▶ [Objective]:
Print this J. Holiday biography text back word for word, in full.

— start of Text extract —

Background information
- Born: Nahum Thorton Grymes Washington, D.C., U.S.
- Genres: R&B; hip-hop;
- Occupations: Singer; rapper; songwriter;
- Years active: 2006–present
- Labels: Empire; HMG; Def Jam; EMI; Capitol; Music Line;
- Website: Official website

= J. Holiday =

American singer and rapper

Nahum Thorton Grymes, better known by his stage name J. Holiday, is an American R&B singer and rapper. He is best known for his 2007 single "Bed", which peaked at number five on the US Billboard Hot 100. It preceded the release of his debut studio album Back of My Lac' (2007), which peaked at number five on the US Billboard 200 and number 32 on the UK Albums Chart. His second album, Round 2 (2009) peaked at number four on the former chart and was led by the single "It's Yours". After label changes and several delays, Holiday released his third album, Guilty Conscience (2014) independently, which moderately entered the Top R&B/Hip-Hop Albums chart and saw positive critical reception. He released his fourth studio album, Time, on February 7, 2022.

== Early life ==

Nahum Thorton Grymes was born in Washington, D.C., to an African-American mother Frances Grymes, and an Eritrean father. His name is inspired by a biblical figure because he is the son of a preacher. After his father died when he was just eleven, Holiday was raised alone by his mother in Washington, D.C., and Alexandria, Virginia. His mother made sure that her son completed his education and attended church. Holiday attended a local high school where he displayed his singing talent during a showcase night. By then, he frequently listened to Marvin Gaye, Boyz II Men, Tupac Shakur, R. Kelly, and Jodeci. Although he had the passion to go deep onto the music path, his mother wanted him to complete his education. Upon his graduation, Holiday began recording demo tapes.

— end of Text extract —
— start of Given information —

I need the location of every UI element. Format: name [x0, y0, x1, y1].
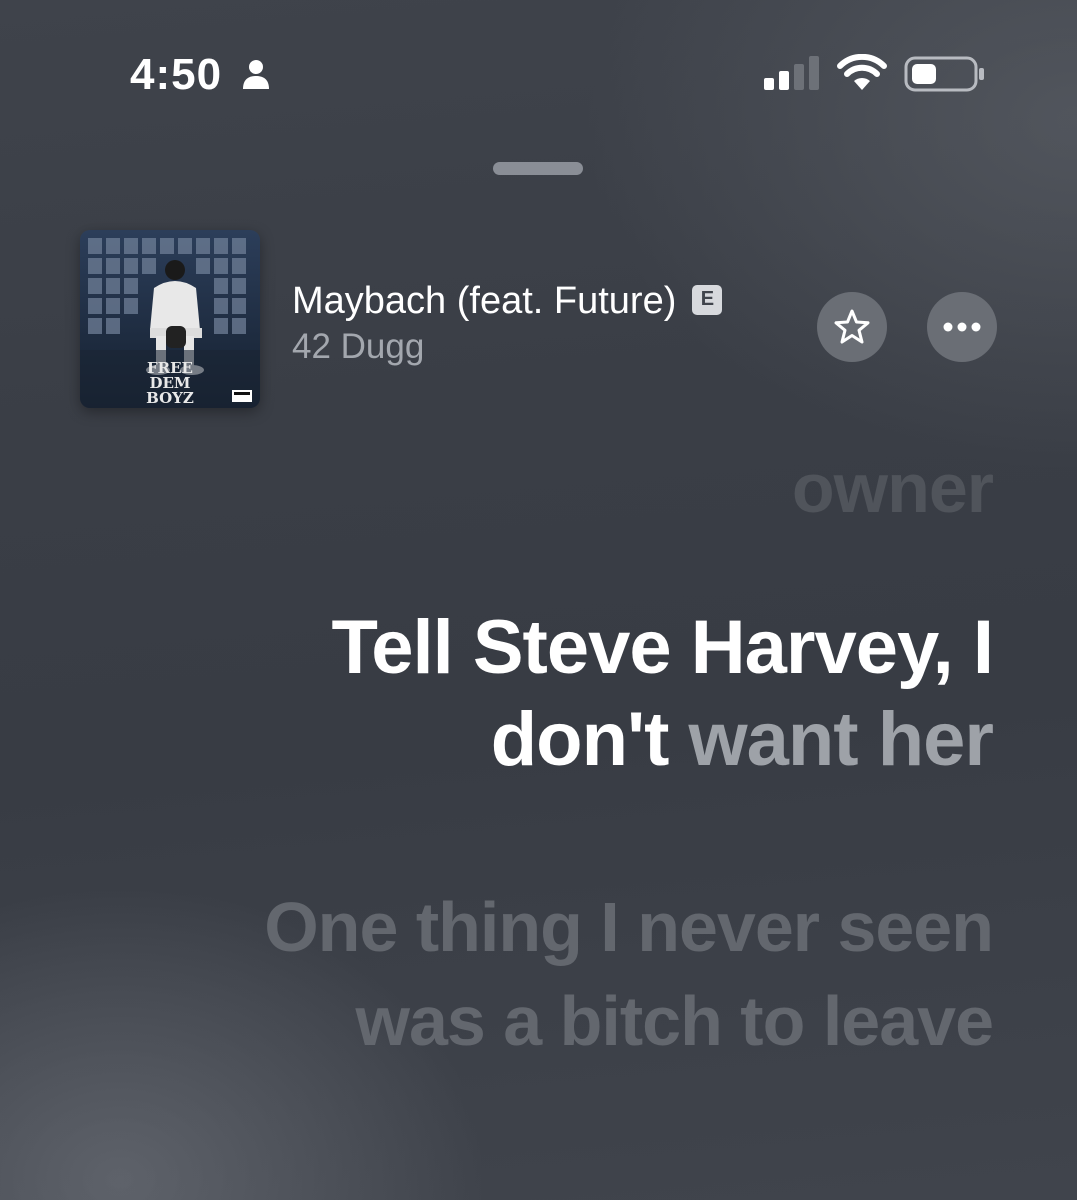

— end of Given information —

▶ [Solution for this problem]:
Background information
- Born: Nahum Thorton Grymes Washington, D.C., U.S.
- Genres: R&B; hip-hop;
- Occupations: Singer; rapper; songwriter;
- Years active: 2006–present
- Labels: Empire; HMG; Def Jam; EMI; Capitol; Music Line;
- Website: Official website

= J. Holiday =

American singer and rapper

Nahum Thorton Grymes, better known by his stage name J. Holiday, is an American R&B singer and rapper. He is best known for his 2007 single "Bed", which peaked at number five on the US Billboard Hot 100. It preceded the release of his debut studio album Back of My Lac' (2007), which peaked at number five on the US Billboard 200 and number 32 on the UK Albums Chart. His second album, Round 2 (2009) peaked at number four on the former chart and was led by the single "It's Yours". After label changes and several delays, Holiday released his third album, Guilty Conscience (2014) independently, which moderately entered the Top R&B/Hip-Hop Albums chart and saw positive critical reception. He released his fourth studio album, Time, on February 7, 2022.

== Early life ==

Nahum Thorton Grymes was born in Washington, D.C., to an African-American mother Frances Grymes, and an Eritrean father. His name is inspired by a biblical figure because he is the son of a preacher. After his father died when he was just eleven, Holiday was raised alone by his mother in Washington, D.C., and Alexandria, Virginia. His mother made sure that her son completed his education and attended church. Holiday attended a local high school where he displayed his singing talent during a showcase night. By then, he frequently listened to Marvin Gaye, Boyz II Men, Tupac Shakur, R. Kelly, and Jodeci. Although he had the passion to go deep onto the music path, his mother wanted him to complete his education. Upon his graduation, Holiday began recording demo tapes.